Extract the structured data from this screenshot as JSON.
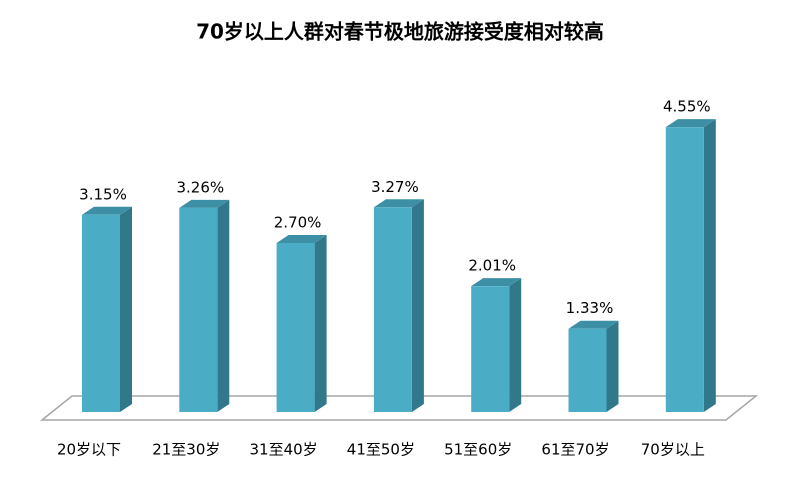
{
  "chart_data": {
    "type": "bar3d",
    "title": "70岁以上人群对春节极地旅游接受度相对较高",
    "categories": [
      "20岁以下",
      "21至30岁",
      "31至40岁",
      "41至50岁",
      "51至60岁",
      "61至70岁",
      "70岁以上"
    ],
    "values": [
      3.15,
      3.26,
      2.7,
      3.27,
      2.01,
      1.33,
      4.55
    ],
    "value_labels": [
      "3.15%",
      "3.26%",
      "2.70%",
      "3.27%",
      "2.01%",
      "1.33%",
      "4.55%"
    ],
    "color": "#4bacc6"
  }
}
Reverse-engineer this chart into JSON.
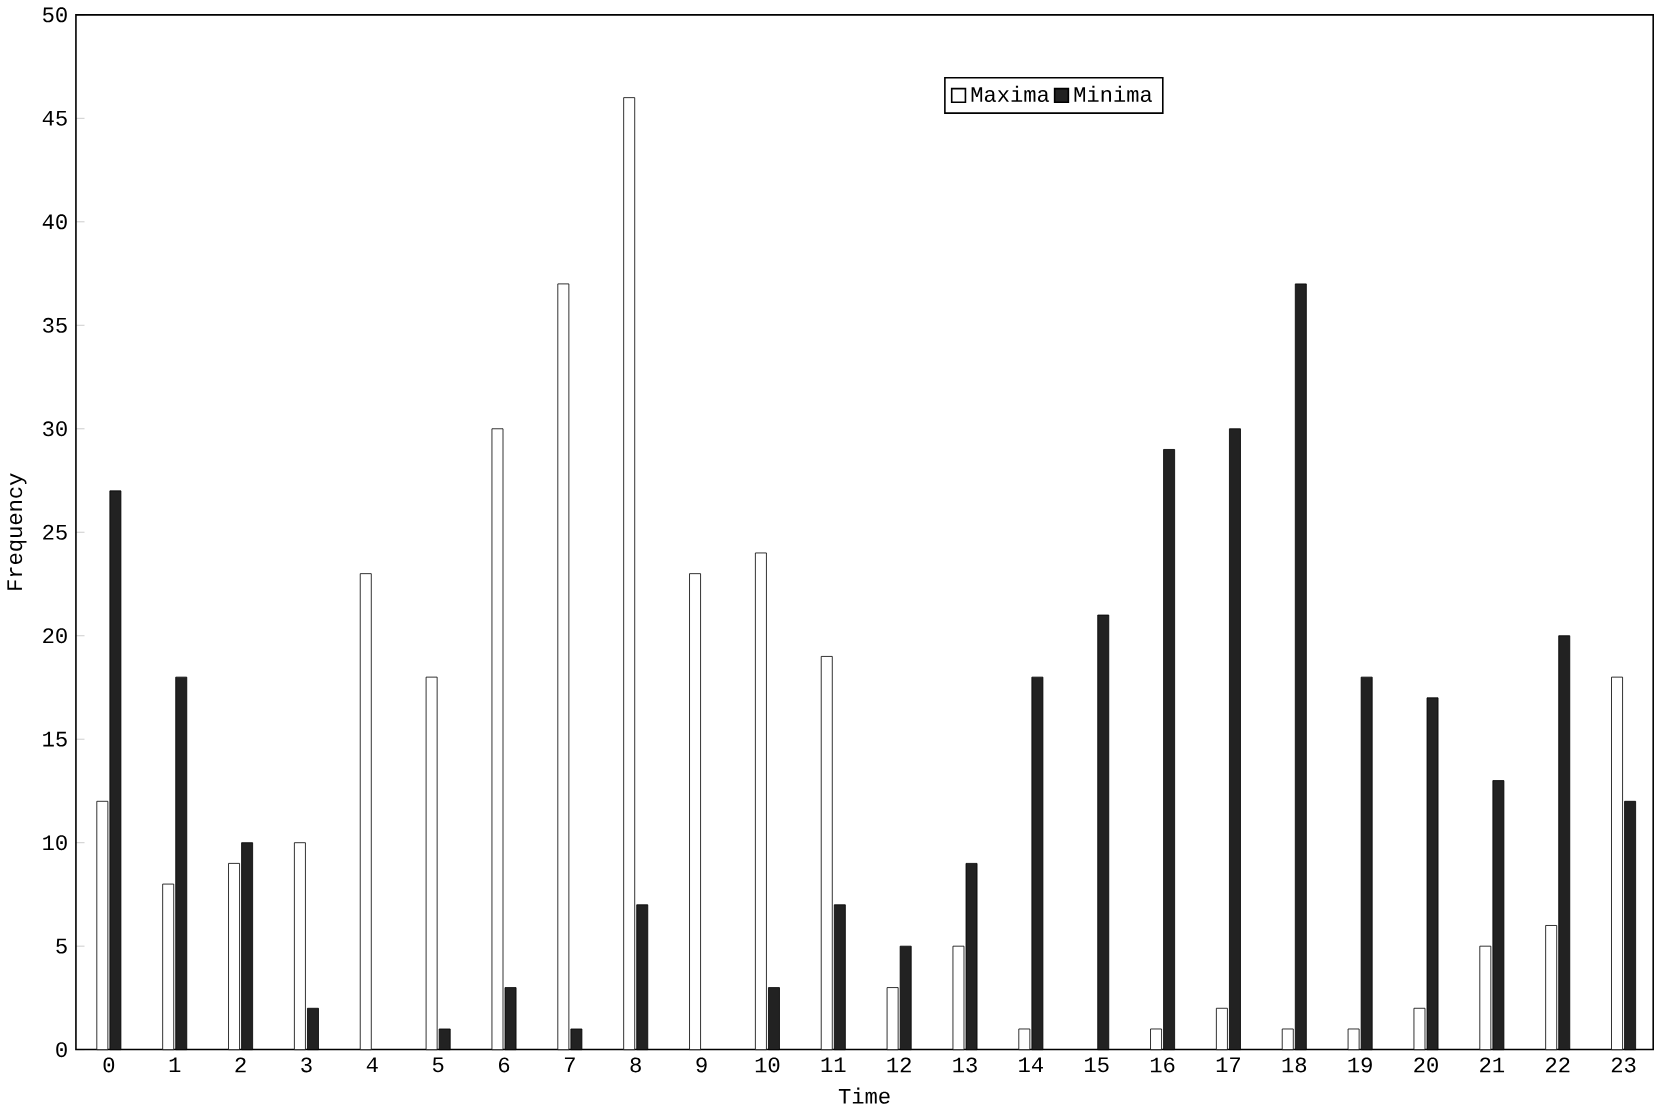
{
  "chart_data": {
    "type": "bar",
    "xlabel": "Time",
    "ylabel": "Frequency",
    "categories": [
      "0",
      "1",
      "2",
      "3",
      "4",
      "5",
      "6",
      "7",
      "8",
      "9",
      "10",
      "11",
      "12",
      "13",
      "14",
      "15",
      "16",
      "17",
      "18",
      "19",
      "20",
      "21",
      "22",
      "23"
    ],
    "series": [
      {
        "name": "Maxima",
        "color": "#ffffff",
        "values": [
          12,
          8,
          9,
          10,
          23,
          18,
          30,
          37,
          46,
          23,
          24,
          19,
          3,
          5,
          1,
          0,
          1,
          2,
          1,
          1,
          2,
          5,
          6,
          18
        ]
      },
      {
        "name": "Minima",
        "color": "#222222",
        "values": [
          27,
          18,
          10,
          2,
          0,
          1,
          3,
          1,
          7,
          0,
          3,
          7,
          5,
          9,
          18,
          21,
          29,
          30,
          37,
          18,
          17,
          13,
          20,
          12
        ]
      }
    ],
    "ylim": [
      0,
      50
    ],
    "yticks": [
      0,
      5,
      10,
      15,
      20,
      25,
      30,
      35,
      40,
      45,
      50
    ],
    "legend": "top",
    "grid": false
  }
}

-- EXERCISE GOAL --
Set the listing down in full and exactly. Pictures within it should not appear in the copy.

-- EXERCISE OUTPUT --
Extract the structured data from this screenshot as JSON.
{
  "chart_data": {
    "type": "bar3d",
    "title": "70岁以上人群对春节极地旅游接受度相对较高",
    "categories": [
      "20岁以下",
      "21至30岁",
      "31至40岁",
      "41至50岁",
      "51至60岁",
      "61至70岁",
      "70岁以上"
    ],
    "values": [
      3.15,
      3.26,
      2.7,
      3.27,
      2.01,
      1.33,
      4.55
    ],
    "value_labels": [
      "3.15%",
      "3.26%",
      "2.70%",
      "3.27%",
      "2.01%",
      "1.33%",
      "4.55%"
    ],
    "color": "#4bacc6"
  }
}
Reverse-engineer this chart into JSON.
{
  "chart_data": {
    "type": "bar",
    "xlabel": "Time",
    "ylabel": "Frequency",
    "categories": [
      "0",
      "1",
      "2",
      "3",
      "4",
      "5",
      "6",
      "7",
      "8",
      "9",
      "10",
      "11",
      "12",
      "13",
      "14",
      "15",
      "16",
      "17",
      "18",
      "19",
      "20",
      "21",
      "22",
      "23"
    ],
    "series": [
      {
        "name": "Maxima",
        "color": "#ffffff",
        "values": [
          12,
          8,
          9,
          10,
          23,
          18,
          30,
          37,
          46,
          23,
          24,
          19,
          3,
          5,
          1,
          0,
          1,
          2,
          1,
          1,
          2,
          5,
          6,
          18
        ]
      },
      {
        "name": "Minima",
        "color": "#222222",
        "values": [
          27,
          18,
          10,
          2,
          0,
          1,
          3,
          1,
          7,
          0,
          3,
          7,
          5,
          9,
          18,
          21,
          29,
          30,
          37,
          18,
          17,
          13,
          20,
          12
        ]
      }
    ],
    "ylim": [
      0,
      50
    ],
    "yticks": [
      0,
      5,
      10,
      15,
      20,
      25,
      30,
      35,
      40,
      45,
      50
    ],
    "legend": "top",
    "grid": false
  }
}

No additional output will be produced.